▶ **WHAT YOU WILL DO**: Find how many lines in the data below mention "this". Give the number only.

▶ **RECORDS PROVIDED**:
__________
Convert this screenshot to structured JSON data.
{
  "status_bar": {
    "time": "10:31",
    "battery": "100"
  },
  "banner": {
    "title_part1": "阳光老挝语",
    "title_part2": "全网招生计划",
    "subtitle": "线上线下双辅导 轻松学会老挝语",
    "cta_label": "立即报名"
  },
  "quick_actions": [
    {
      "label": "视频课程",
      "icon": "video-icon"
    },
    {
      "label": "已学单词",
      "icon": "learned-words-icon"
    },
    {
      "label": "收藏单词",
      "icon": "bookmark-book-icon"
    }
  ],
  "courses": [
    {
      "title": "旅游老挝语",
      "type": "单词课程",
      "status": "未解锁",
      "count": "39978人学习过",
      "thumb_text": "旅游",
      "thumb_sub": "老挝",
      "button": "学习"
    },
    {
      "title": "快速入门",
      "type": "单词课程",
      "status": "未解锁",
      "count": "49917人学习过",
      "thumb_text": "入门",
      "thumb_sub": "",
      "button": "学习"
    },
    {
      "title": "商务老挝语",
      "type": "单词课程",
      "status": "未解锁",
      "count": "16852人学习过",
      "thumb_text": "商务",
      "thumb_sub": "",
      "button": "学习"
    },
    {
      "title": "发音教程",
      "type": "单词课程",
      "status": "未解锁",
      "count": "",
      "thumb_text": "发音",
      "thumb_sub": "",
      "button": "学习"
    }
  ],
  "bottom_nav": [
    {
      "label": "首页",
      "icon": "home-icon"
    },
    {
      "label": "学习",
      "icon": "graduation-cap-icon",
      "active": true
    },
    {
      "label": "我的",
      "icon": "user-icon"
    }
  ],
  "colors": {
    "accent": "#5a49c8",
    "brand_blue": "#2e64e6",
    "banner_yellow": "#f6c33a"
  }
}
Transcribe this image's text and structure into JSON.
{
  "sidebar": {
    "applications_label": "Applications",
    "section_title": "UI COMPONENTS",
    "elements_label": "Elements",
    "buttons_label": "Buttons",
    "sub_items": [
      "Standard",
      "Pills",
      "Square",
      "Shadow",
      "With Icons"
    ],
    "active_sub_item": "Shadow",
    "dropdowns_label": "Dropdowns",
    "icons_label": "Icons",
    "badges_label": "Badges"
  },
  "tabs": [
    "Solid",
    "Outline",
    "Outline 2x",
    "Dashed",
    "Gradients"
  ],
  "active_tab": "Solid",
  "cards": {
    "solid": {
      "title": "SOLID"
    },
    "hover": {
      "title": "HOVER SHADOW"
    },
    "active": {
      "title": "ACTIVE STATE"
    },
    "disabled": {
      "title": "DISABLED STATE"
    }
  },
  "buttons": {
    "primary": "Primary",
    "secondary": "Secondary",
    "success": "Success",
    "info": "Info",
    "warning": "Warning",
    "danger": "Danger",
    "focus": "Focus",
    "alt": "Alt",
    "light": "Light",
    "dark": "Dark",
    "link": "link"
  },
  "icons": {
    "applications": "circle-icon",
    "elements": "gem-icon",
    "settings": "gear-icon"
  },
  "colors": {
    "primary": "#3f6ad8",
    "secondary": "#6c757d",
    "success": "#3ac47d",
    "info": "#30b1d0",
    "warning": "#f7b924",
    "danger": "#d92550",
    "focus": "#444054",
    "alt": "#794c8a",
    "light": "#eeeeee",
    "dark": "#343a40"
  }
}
__________
▶ **RESPONSE BELOW**: 2